WORK ORDER:
Print the entries once more, unchanged.
□ □ □
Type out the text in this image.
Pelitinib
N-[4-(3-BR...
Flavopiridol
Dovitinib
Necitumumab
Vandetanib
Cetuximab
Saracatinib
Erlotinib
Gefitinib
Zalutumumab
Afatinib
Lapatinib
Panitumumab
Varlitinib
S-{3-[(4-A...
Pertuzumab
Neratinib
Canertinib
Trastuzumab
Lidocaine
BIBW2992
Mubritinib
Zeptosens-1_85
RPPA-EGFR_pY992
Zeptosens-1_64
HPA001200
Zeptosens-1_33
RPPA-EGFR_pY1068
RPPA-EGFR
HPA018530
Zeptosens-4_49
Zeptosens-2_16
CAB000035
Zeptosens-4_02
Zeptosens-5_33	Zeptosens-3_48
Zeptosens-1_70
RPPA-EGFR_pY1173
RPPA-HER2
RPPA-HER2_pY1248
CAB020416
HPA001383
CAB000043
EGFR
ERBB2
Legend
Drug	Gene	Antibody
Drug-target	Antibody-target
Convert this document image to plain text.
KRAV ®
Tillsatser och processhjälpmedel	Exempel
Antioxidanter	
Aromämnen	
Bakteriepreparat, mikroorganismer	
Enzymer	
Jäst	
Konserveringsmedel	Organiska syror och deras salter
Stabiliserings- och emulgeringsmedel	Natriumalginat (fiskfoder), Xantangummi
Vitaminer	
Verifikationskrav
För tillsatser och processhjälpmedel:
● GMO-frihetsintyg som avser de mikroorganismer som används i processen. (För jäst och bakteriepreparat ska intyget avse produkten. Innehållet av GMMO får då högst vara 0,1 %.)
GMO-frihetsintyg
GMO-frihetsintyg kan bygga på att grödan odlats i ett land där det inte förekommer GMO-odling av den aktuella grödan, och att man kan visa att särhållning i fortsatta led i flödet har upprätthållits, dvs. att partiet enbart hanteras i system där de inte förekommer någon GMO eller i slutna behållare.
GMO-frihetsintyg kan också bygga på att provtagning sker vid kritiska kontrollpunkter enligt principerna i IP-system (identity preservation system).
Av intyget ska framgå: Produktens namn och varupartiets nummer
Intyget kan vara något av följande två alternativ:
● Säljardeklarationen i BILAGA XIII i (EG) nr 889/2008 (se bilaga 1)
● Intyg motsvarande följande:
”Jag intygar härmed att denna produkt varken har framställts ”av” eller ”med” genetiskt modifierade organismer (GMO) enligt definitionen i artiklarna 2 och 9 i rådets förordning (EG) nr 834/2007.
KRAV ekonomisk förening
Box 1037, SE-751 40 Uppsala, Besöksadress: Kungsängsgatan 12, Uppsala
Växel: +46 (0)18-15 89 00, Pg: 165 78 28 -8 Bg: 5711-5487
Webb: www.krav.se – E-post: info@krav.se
□ □ □
EXERCISE OUTPUT:
Type out the text in this image.
Pelitinib
N-[4-(3-BR...
Flavopiridol
Dovitinib
Necitumumab
Vandetanib
Cetuximab
Saracatinib
Erlotinib
Gefitinib
Zalutumumab
Afatinib
Lapatinib
Panitumumab
Varlitinib
S-{3-[(4-A...
Pertuzumab
Neratinib
Canertinib
Trastuzumab
Lidocaine
BIBW2992
Mubritinib
Zeptosens-1_85
RPPA-EGFR_pY992
Zeptosens-1_64
HPA001200
Zeptosens-1_33
RPPA-EGFR_pY1068
RPPA-EGFR
HPA018530
Zeptosens-4_49
Zeptosens-2_16
CAB000035
Zeptosens-4_02
Zeptosens-5_33	Zeptosens-3_48
Zeptosens-1_70
RPPA-EGFR_pY1173
RPPA-HER2
RPPA-HER2_pY1248
CAB020416
HPA001383
CAB000043
EGFR
ERBB2
Legend
Drug	Gene	Antibody
Drug-target	Antibody-target
Convert this document image to plain text.
KRAV ®
Tillsatser och processhjälpmedel	Exempel
Antioxidanter	
Aromämnen	
Bakteriepreparat, mikroorganismer	
Enzymer	
Jäst	
Konserveringsmedel	Organiska syror och deras salter
Stabiliserings- och emulgeringsmedel	Natriumalginat (fiskfoder), Xantangummi
Vitaminer	
Verifikationskrav
För tillsatser och processhjälpmedel:
● GMO-frihetsintyg som avser de mikroorganismer som används i processen. (För jäst och bakteriepreparat ska intyget avse produkten. Innehållet av GMMO får då högst vara 0,1 %.)
GMO-frihetsintyg
GMO-frihetsintyg kan bygga på att grödan odlats i ett land där det inte förekommer GMO-odling av den aktuella grödan, och att man kan visa att särhållning i fortsatta led i flödet har upprätthållits, dvs. att partiet enbart hanteras i system där de inte förekommer någon GMO eller i slutna behållare.
GMO-frihetsintyg kan också bygga på att provtagning sker vid kritiska kontrollpunkter enligt principerna i IP-system (identity preservation system).
Av intyget ska framgå: Produktens namn och varupartiets nummer
Intyget kan vara något av följande två alternativ:
● Säljardeklarationen i BILAGA XIII i (EG) nr 889/2008 (se bilaga 1)
● Intyg motsvarande följande:
”Jag intygar härmed att denna produkt varken har framställts ”av” eller ”med” genetiskt modifierade organismer (GMO) enligt definitionen i artiklarna 2 och 9 i rådets förordning (EG) nr 834/2007.
KRAV ekonomisk förening
Box 1037, SE-751 40 Uppsala, Besöksadress: Kungsängsgatan 12, Uppsala
Växel: +46 (0)18-15 89 00, Pg: 165 78 28 -8 Bg: 5711-5487
Webb: www.krav.se – E-post: info@krav.se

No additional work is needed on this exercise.